----- GIVEN DATA -----
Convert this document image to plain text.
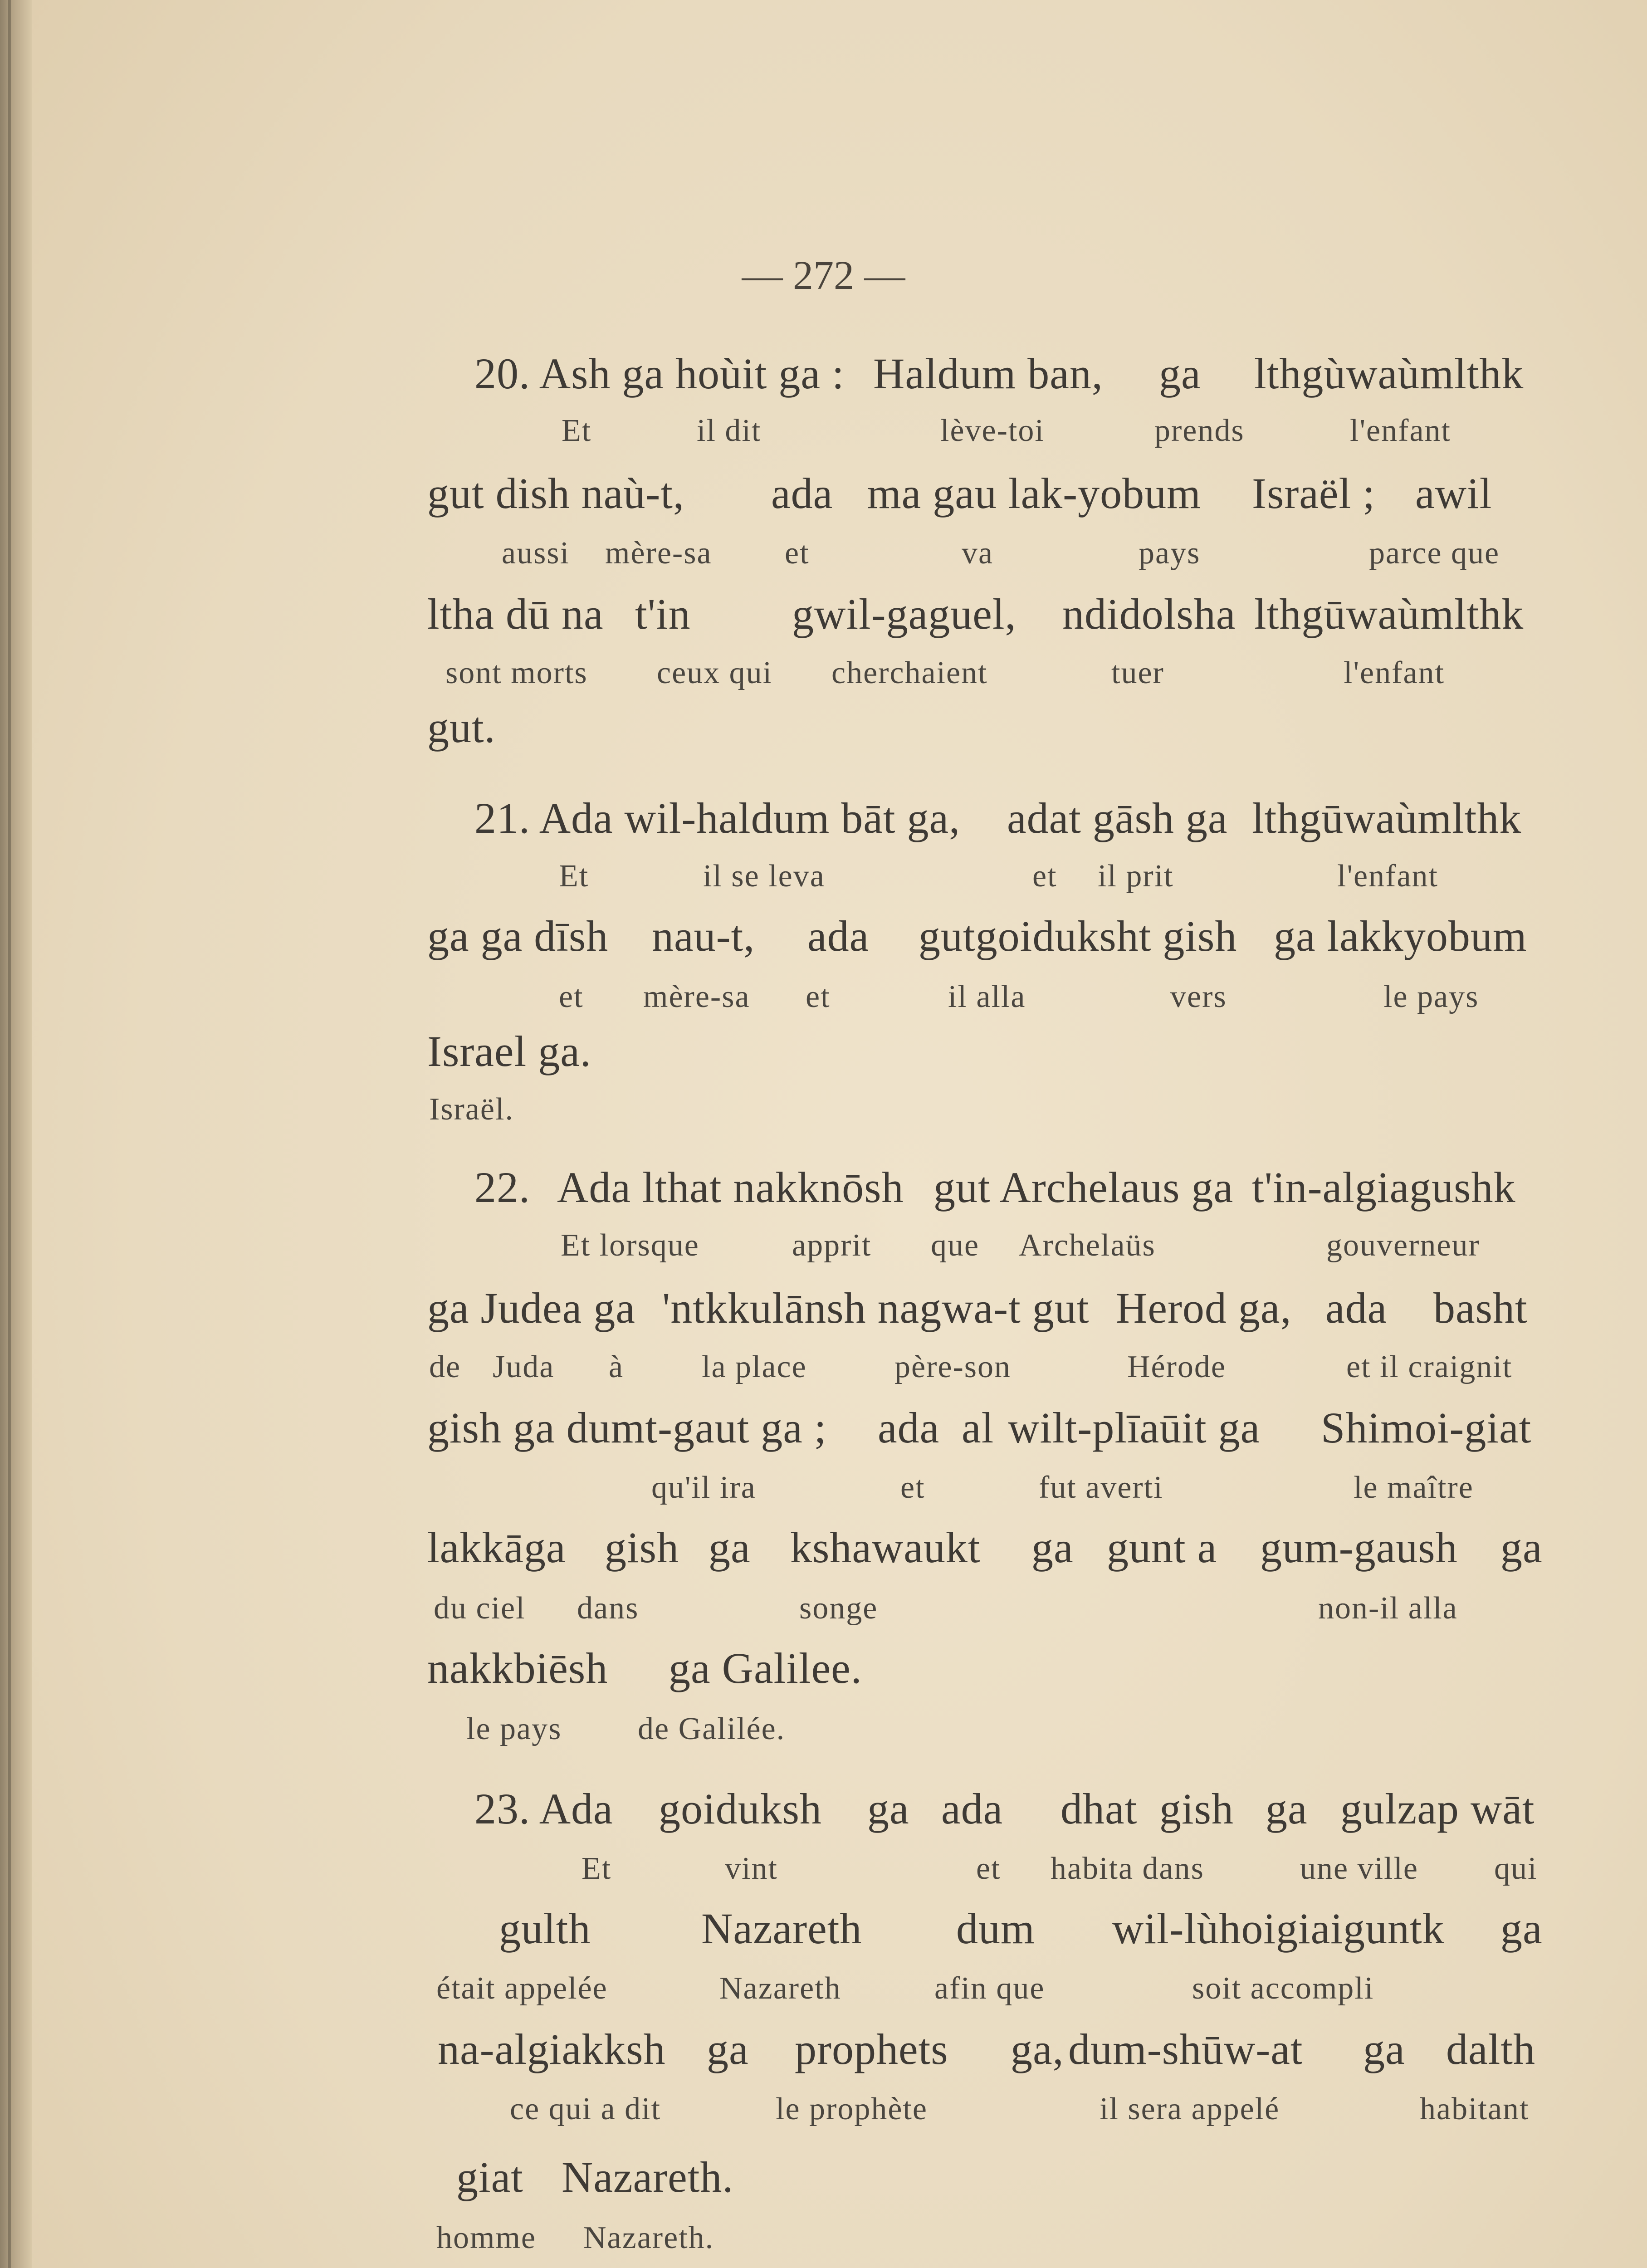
— 272 —
20. Ash ga hoùit ga : Haldum ban, ga lthgùwaùmlthk
Et	il dit	lève-toi	prends	l'enfant
gut dish naù-t, ada ma gau lak-yobum Israël ; awil
aussi mère-sa et	va	pays	parce que
ltha dū na t'in gwil-gaguel, ndidolsha lthgūwaùmlthk
sont morts ceux qui cherchaient	tuer	l'enfant
gut.
21. Ada wil-haldum bāt ga, adat gāsh ga lthgūwaùmlthk
Et	il se leva	et il prit	l'enfant
ga ga dīsh nau-t, ada gutgoiduksht gish ga lakkyobum
et mère-sa et	il alla	vers	le pays
Israel ga.
Israël.
22. Ada lthat nakknōsh gut Archelaus ga t'in-algiagushk
Et lorsque	apprit que Archelaüs	gouverneur
ga Judea ga 'ntkkulānsh nagwa-t gut Herod ga, ada basht
de Juda à la place	père-son	Hérode	et il craignit
gish ga dumt-gaut ga ; ada al wilt-plīaūit ga Shimoi-giat
qu'il ira	et	fut averti	le maître
lakkāga gish ga kshawaukt ga gunt a gum-gaush ga
du ciel dans	songe	non-il alla
nakkbiēsh ga Galilee.
le pays de Galilée.
23. Ada goiduksh ga ada dhat gish ga gulzap wāt
Et	vint	et habita dans	une ville qui
gulth	Nazareth dum wil-lùhoigiaiguntk ga
était appelée	Nazareth	afin que	soit accompli
na-algiakksh ga prophets ga, dum-shūw-at ga dalth
ce qui a dit	le prophète	il sera appelé	habitant
giat Nazareth.
homme Nazareth.
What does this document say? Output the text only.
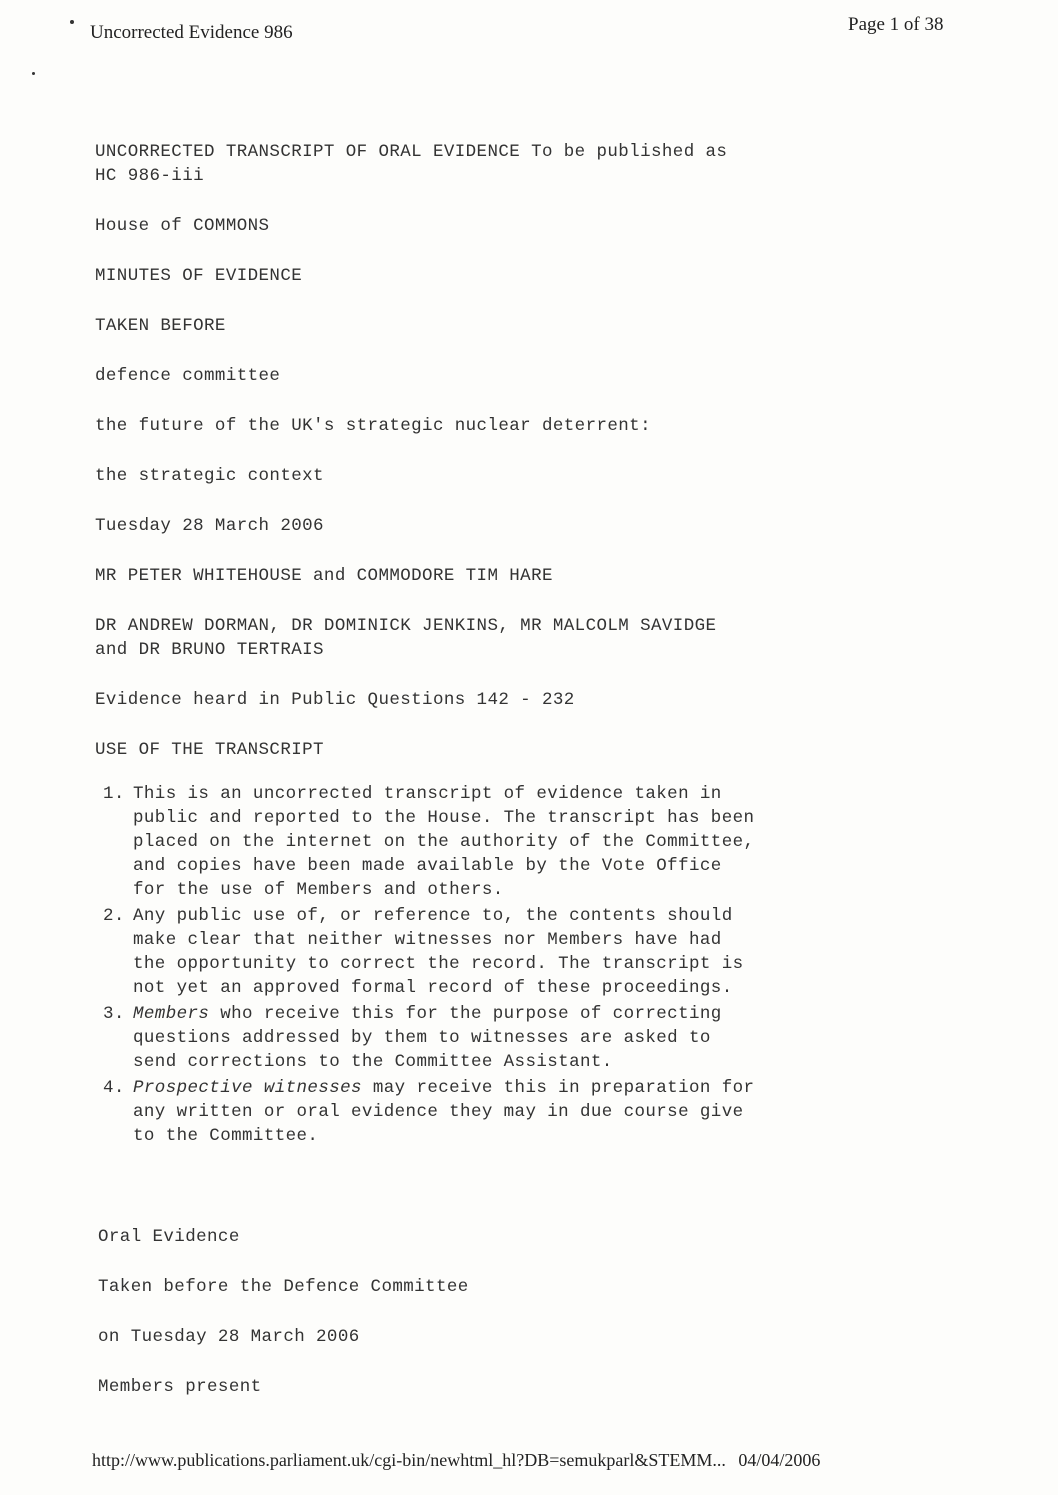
Uncorrected Evidence 986	Page 1 of 38

UNCORRECTED TRANSCRIPT OF ORAL EVIDENCE To be published as
HC 986-iii

House of COMMONS

MINUTES OF EVIDENCE

TAKEN BEFORE

defence committee

the future of the UK's strategic nuclear deterrent:

the strategic context

Tuesday 28 March 2006

MR PETER WHITEHOUSE and COMMODORE TIM HARE

DR ANDREW DORMAN, DR DOMINICK JENKINS, MR MALCOLM SAVIDGE
and DR BRUNO TERTRAIS

Evidence heard in Public Questions 142 - 232

USE OF THE TRANSCRIPT

1. This is an uncorrected transcript of evidence taken in
public and reported to the House. The transcript has been
placed on the internet on the authority of the Committee,
and copies have been made available by the Vote Office
for the use of Members and others.
2. Any public use of, or reference to, the contents should
make clear that neither witnesses nor Members have had
the opportunity to correct the record. The transcript is
not yet an approved formal record of these proceedings.
3. Members who receive this for the purpose of correcting
questions addressed by them to witnesses are asked to
send corrections to the Committee Assistant.
4. Prospective witnesses may receive this in preparation for
any written or oral evidence they may in due course give
to the Committee.

Oral Evidence

Taken before the Defence Committee

on Tuesday 28 March 2006

Members present

http://www.publications.parliament.uk/cgi-bin/newhtml_hl?DB=semukparl&STEMM... 04/04/2006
-----
**WORK REQUIRED:**
Report how many lines include the word "lthgūwaùmlthk". Give nothing but the number.

**SOLUTION BELOW:**
2